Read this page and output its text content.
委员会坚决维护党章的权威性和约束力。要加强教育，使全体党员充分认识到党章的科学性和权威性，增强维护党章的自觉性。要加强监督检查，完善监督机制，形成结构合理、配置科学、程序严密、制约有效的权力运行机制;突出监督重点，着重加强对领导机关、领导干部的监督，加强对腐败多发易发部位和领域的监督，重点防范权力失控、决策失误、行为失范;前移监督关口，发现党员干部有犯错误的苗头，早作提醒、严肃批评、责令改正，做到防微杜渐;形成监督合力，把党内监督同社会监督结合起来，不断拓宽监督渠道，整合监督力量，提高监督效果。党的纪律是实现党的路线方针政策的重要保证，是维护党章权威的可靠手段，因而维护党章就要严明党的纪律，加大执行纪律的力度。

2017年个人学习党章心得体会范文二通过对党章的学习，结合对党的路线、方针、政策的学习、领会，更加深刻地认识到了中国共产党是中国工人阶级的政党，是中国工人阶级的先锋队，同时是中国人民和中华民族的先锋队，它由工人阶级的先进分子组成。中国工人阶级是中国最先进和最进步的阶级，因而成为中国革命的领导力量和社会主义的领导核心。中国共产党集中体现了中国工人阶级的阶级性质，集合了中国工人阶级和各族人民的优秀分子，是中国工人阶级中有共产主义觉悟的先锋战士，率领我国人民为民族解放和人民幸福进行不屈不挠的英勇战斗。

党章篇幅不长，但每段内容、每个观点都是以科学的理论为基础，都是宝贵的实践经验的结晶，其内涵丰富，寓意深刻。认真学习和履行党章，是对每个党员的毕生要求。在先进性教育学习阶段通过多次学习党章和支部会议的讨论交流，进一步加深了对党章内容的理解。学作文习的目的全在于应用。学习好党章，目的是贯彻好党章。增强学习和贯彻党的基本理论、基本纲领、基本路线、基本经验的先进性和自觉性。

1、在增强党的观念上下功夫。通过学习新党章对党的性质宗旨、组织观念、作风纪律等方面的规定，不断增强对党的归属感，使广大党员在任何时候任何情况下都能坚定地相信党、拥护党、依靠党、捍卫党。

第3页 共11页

= = = =

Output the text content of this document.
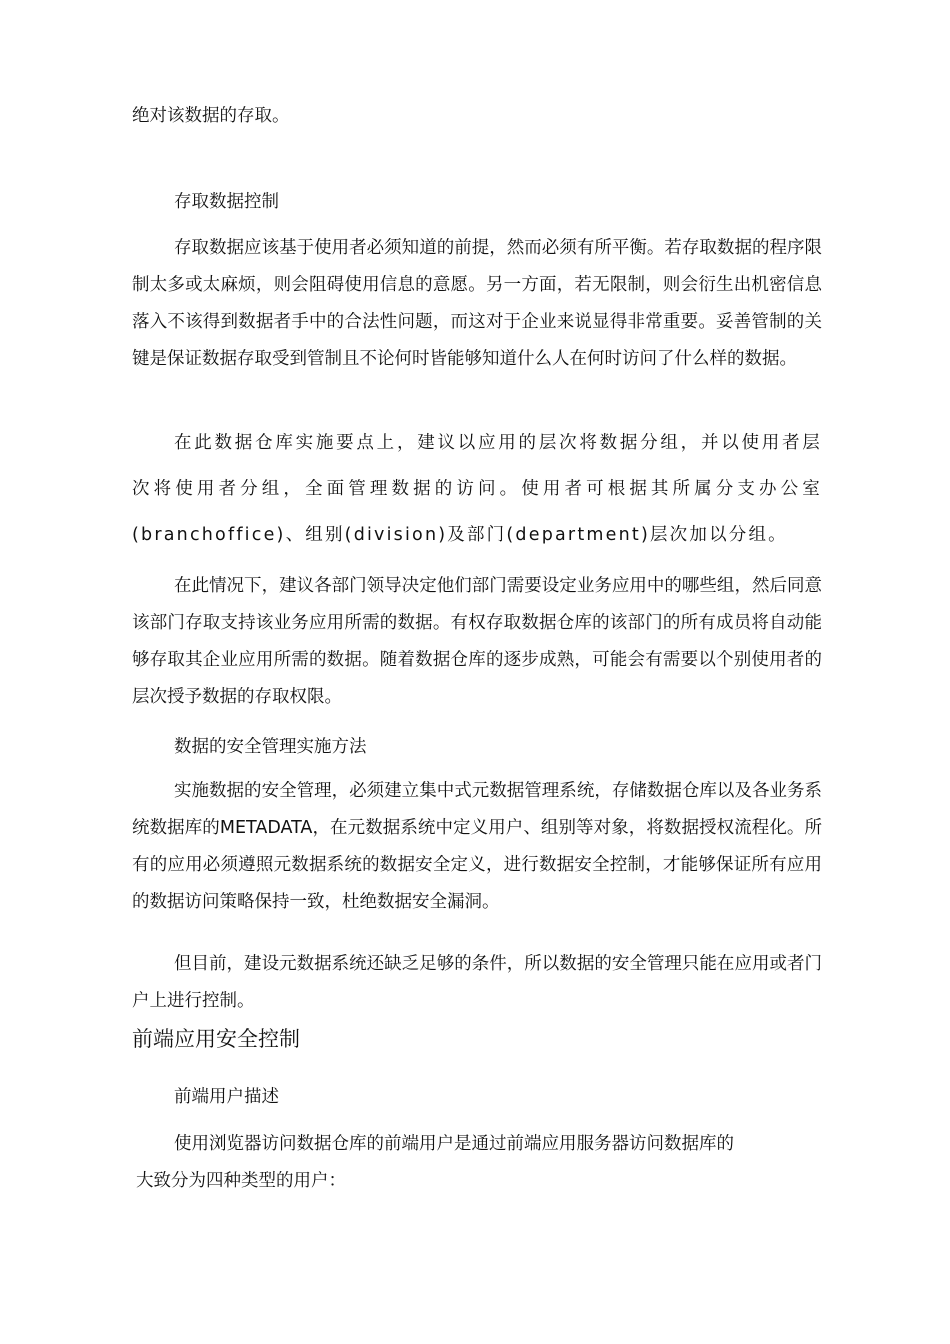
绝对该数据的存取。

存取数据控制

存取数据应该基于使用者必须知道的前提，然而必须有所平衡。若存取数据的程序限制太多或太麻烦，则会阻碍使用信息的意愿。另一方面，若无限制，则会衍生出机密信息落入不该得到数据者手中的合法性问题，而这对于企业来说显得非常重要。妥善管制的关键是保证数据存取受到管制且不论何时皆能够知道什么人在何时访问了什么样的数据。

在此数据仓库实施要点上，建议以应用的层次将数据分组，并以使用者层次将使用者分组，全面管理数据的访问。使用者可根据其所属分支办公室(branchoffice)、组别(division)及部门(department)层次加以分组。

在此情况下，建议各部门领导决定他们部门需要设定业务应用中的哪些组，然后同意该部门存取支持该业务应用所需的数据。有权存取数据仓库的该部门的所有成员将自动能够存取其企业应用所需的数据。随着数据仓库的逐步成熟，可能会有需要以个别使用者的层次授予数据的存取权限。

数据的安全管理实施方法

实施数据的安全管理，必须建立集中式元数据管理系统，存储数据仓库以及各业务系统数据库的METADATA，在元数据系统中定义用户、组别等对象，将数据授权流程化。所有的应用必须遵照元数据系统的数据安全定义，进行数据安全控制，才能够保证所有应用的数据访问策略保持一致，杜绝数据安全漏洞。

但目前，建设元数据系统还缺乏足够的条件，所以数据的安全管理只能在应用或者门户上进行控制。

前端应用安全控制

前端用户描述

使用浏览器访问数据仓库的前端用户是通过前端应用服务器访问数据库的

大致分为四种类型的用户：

= = = =

=== What the task asks ===
Which lines include "this"? Copy each of them out.

=== Problem solution ===
Read this page and output its text content.
Output the text content of this document.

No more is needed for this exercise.